Text section below:
Review of John Hancock LifeCare Hybrid Long Term Care Insurance

by Jack Lenenberg

John Hancock

July 8, 2025

Earlier this year John Hancock released a new policy into the hybrid long term care arena with its new product offering, LifeCare, an indexed universal life insurance policy with long term care benefits. This is a welcome change for John Hancock which until now has only offered LTC benefits as an accelerated death benefit rider on its universal life insurance policies, an option that was problematic for long term care planning with John Hancock as its alternative UL policies do not provide lifetime guaranteed death benefits to the insured. Quite frankly, without lifetime guaranteed benefits John Hancock's alternative "long term care solutions" marketed to consumers are complete non-starters. With this backdrop in mind, this new hybrid LTC policy offered by John Hancock which will provide guaranteed life and LTC benefits to you that you can not outlive is certainly a step in the right direction.

So, John Hancock has moved in the right direction with this new policy, however the most important consideration for you to be aware of with this new LifeCare policy is it is an Indexed Universal Life policy which is markedly different than the alternative leading policies in this space.

A little background to help you to understand the development of this product.

John Hancock is one of the early pioneers of long term care insurance - a history that began almost 40 years ago.  My long term care insurance career began, in fact, at John Hancock almost 30 years ago. Along with Genworth (formerly GE Capital), John Hancock defined traditional long term care insurance planning. Today, John Hancock pays $6 million in LTC claims on a daily basis from the legacy policies on its books. LTC insurance however, is an extreme interest rate sensitive product. With the low interest rate environment from 2004-2019, John Hancock made the decision 10 years ago to exit the traditional LTC insurance space.

Meanwhile, over the past 10 years hybrid long term care policies have taken off, and interest rates have recovered.

John Hancock made the decision that now would be a perfect time to re-enter the marketplace and approached the brokerage distributors to determine if there is room today for another policy.  The answer was a resounding YES! But...!

John Hancock was told - We do not have any more room for one more "cookie cutter" hybrid long term care policy.

Cookie Cutter : The typical hybrid LTC policy in this space sold by Lincoln, NY Life, Securian, Nationwide, Brighthouse, et al. >>> 6 years of benefits, 3% compound inflation protection, death benefit equal to the premium paid.

John Hancock was informed that if you are going to come back, bring us something different than what we have. Otherwise, don't bother.

So, John Hancock asked the brokers what we would like to see that is different, if anything:

The answers were consistent: more meaningful death benefit. If care is not needed, give your policyholders more than just a return of their premium at death.
End of Text section.
_The problem:_
Revise the part of the LifeCare review that begins with "Cookie Cutter : The" and ends after "premium at death.", putting "agents" in place of "brokers".
Material shown below:
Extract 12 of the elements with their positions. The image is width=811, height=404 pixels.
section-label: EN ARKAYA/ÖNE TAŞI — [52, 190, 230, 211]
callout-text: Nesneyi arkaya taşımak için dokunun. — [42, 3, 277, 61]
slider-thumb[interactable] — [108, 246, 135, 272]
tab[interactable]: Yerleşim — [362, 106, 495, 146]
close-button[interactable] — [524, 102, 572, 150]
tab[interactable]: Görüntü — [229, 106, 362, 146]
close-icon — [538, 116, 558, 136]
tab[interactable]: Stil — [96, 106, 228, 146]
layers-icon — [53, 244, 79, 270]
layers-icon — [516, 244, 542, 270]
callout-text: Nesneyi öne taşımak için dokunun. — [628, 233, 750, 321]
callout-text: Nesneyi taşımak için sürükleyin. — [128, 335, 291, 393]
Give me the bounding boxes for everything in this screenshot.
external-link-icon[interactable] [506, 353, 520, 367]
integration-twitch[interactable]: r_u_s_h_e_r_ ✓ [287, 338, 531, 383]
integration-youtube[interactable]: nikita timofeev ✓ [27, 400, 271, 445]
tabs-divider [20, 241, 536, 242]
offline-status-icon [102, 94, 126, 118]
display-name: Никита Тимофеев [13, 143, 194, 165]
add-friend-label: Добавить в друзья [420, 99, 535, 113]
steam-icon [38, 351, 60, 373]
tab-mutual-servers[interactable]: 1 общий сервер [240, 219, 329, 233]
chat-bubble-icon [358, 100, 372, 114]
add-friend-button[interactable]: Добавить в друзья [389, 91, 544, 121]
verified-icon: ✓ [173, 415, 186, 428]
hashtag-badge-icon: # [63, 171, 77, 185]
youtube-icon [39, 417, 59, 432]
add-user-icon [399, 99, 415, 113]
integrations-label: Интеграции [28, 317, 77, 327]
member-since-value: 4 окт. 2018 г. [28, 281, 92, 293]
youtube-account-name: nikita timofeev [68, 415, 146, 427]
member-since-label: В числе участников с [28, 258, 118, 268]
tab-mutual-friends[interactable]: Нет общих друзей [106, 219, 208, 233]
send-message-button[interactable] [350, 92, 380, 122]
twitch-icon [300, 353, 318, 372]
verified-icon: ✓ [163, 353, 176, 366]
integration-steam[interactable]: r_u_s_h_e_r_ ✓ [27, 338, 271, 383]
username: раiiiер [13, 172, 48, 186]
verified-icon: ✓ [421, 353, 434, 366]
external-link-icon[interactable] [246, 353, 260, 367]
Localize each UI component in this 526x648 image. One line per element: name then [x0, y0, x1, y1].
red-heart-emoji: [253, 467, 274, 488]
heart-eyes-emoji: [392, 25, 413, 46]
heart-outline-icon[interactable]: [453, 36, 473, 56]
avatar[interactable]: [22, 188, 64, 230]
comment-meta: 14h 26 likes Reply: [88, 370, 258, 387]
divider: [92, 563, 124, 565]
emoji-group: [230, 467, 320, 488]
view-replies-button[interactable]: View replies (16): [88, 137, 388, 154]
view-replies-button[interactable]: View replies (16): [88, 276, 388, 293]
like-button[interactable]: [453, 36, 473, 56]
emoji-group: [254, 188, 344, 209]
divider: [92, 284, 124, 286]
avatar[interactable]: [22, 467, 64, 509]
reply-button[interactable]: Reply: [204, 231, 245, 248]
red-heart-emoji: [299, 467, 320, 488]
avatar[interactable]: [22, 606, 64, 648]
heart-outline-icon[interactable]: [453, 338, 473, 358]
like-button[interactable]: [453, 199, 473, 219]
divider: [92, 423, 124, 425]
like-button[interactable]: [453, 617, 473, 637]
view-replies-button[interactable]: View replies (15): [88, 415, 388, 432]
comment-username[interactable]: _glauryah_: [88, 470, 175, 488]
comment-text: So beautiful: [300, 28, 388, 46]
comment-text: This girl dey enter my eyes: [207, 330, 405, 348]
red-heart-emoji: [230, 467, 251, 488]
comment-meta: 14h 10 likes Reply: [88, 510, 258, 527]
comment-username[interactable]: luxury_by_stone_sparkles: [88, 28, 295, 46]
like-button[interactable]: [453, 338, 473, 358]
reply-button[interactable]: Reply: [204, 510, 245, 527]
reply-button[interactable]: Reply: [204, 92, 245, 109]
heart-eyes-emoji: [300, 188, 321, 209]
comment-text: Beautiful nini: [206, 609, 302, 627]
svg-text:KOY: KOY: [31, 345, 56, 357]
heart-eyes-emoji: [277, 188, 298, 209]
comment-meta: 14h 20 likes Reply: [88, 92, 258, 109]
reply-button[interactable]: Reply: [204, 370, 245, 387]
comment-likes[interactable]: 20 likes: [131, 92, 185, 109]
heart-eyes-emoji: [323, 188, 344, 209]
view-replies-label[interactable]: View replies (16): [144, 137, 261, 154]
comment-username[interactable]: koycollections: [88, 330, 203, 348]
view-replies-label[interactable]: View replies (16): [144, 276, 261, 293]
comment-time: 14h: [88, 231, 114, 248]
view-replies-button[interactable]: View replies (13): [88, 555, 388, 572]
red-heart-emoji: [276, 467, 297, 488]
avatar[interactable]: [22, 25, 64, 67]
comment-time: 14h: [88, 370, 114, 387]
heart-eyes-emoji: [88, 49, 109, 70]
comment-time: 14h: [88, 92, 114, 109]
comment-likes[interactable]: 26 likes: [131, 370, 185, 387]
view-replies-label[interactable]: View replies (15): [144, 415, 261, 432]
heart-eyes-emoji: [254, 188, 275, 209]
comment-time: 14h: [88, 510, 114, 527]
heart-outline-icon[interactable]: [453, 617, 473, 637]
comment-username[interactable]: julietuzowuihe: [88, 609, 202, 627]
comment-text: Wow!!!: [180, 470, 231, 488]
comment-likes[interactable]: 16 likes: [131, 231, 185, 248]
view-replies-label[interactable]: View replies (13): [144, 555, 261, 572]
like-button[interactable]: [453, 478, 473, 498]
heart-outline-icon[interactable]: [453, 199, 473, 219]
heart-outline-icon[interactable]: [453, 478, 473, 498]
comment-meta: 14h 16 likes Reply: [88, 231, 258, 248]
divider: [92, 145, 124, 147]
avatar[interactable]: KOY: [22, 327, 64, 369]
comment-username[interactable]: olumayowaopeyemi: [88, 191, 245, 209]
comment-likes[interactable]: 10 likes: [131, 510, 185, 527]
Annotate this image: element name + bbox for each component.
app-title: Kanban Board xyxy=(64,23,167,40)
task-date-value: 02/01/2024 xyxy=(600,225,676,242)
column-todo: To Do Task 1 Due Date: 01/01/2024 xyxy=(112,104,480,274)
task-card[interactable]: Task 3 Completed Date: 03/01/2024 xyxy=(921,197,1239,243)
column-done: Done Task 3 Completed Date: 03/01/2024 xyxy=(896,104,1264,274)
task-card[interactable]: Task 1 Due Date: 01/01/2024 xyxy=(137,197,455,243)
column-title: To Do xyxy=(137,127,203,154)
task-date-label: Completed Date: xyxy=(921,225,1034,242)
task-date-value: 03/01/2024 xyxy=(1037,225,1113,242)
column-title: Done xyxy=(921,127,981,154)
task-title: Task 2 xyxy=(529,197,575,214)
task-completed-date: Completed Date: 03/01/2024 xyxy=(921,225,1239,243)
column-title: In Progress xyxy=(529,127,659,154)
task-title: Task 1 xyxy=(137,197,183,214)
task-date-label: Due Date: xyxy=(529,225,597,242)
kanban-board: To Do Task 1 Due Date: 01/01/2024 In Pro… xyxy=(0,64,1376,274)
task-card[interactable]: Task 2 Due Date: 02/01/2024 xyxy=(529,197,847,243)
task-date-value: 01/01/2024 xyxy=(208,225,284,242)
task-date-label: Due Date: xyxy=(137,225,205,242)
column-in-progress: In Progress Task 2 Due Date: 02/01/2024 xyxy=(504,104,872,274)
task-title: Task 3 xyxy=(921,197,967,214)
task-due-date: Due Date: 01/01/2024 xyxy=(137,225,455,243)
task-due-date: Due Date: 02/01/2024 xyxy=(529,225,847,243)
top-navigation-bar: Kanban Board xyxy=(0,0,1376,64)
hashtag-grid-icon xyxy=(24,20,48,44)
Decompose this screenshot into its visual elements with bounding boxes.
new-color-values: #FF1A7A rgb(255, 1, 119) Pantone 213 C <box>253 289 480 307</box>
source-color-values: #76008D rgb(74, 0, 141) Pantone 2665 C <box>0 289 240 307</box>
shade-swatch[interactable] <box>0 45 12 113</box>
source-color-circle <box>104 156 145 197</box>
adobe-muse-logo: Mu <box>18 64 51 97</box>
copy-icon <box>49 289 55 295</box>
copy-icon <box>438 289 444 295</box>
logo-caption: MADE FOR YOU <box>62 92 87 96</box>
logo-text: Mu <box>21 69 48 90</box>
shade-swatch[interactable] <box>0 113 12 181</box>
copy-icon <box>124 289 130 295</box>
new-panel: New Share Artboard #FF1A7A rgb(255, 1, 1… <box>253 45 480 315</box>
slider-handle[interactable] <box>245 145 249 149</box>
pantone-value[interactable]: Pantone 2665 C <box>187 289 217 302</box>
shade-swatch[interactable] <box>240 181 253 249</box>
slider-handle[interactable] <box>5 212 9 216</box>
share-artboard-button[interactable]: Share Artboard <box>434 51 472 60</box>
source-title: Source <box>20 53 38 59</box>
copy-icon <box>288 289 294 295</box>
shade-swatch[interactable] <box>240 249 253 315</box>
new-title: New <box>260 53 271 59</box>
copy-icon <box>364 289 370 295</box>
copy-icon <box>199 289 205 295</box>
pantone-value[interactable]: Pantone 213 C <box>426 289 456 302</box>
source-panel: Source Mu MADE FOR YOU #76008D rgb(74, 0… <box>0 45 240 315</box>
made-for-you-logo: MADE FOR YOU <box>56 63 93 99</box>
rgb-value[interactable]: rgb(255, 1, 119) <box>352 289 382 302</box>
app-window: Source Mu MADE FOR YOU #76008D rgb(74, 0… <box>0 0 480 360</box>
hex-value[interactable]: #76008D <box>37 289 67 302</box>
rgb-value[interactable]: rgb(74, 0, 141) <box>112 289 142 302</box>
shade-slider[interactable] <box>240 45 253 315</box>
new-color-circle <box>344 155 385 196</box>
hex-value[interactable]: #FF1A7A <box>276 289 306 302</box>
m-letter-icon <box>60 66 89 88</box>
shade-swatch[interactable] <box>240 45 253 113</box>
End of Material shown.
_Written reply:_
Cookie Cutter : The typical hybrid LTC policy in this space sold by Lincoln, NY Life, Securian, Nationwide, Brighthouse, et al. >>> 6 years of benefits, 3% compound inflation protection, death benefit equal to the premium paid.

John Hancock was informed that if you are going to come back, bring us something different than what we have. Otherwise, don't bother.

So, John Hancock asked the agents what we would like to see that is different, if anything:

The answers were consistent: more meaningful death benefit. If care is not needed, give your policyholders more than just a return of their premium at death.